• Instruction
Find and copy lines holding "icon".
_ _ _ _ _ _ _
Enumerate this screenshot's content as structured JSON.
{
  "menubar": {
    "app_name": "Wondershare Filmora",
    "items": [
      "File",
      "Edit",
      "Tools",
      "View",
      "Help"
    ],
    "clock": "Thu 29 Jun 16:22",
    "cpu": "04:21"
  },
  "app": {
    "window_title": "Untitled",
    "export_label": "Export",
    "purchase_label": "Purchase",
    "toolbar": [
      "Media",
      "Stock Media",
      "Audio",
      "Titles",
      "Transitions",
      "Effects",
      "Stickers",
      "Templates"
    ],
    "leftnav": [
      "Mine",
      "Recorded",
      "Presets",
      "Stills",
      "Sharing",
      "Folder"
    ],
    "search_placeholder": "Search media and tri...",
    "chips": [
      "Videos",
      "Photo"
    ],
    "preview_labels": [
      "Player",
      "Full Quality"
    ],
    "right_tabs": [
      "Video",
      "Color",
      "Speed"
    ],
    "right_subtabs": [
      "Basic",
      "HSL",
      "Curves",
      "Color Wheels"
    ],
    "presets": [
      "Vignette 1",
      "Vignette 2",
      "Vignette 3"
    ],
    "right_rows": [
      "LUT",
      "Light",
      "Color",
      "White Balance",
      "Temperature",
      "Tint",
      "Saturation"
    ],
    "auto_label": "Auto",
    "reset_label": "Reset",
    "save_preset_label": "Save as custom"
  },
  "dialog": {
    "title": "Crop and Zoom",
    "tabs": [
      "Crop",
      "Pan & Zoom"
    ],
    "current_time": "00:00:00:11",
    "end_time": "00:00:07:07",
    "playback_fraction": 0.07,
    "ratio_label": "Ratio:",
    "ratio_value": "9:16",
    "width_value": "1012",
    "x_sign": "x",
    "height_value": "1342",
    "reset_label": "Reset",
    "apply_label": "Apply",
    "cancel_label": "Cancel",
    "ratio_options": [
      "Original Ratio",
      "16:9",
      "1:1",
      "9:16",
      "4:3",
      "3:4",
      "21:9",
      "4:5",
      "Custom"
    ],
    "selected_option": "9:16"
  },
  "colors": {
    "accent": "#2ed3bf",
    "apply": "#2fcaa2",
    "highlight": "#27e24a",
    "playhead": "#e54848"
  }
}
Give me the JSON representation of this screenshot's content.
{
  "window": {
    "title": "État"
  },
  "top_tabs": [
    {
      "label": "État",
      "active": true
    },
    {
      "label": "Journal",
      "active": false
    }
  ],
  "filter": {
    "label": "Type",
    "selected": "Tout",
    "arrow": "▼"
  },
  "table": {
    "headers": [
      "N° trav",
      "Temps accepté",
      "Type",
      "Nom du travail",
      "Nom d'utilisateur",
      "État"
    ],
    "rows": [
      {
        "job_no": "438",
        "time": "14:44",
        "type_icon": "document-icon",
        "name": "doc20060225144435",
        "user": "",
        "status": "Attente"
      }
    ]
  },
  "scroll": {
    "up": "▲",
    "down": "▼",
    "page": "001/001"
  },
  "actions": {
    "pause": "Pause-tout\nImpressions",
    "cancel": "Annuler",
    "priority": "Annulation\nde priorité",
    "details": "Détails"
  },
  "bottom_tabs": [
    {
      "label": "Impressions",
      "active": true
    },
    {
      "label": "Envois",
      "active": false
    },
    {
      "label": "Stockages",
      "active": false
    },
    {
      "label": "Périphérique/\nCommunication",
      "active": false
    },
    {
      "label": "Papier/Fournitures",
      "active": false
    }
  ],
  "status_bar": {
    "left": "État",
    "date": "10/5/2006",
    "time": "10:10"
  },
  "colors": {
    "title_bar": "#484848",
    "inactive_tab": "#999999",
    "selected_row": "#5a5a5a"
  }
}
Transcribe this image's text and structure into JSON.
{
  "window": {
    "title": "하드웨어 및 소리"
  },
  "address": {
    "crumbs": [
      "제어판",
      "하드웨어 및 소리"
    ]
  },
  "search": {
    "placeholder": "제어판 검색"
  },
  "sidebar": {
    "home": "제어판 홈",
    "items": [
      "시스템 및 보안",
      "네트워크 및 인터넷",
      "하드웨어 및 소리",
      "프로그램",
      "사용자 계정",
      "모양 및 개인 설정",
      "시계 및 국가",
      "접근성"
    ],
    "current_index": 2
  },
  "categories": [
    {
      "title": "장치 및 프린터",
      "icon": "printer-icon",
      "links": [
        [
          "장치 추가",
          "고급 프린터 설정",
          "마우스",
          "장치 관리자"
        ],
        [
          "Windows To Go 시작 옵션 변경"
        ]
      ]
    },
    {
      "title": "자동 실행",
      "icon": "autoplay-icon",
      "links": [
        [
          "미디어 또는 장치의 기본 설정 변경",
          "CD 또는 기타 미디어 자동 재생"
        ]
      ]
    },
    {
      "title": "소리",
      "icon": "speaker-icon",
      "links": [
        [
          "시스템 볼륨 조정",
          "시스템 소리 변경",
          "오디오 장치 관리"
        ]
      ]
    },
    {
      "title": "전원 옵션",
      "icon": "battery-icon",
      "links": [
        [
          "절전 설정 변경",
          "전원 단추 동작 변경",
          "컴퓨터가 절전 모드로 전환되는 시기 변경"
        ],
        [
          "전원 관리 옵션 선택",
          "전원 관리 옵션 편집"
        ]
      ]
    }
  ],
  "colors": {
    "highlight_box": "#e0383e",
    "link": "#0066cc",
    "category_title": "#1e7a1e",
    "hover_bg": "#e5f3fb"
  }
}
_ _ _ _ _ _ _
• Written reply
        "type_icon": "document-icon",
      "icon": "printer-icon",
      "icon": "autoplay-icon",
      "icon": "speaker-icon",
      "icon": "battery-icon",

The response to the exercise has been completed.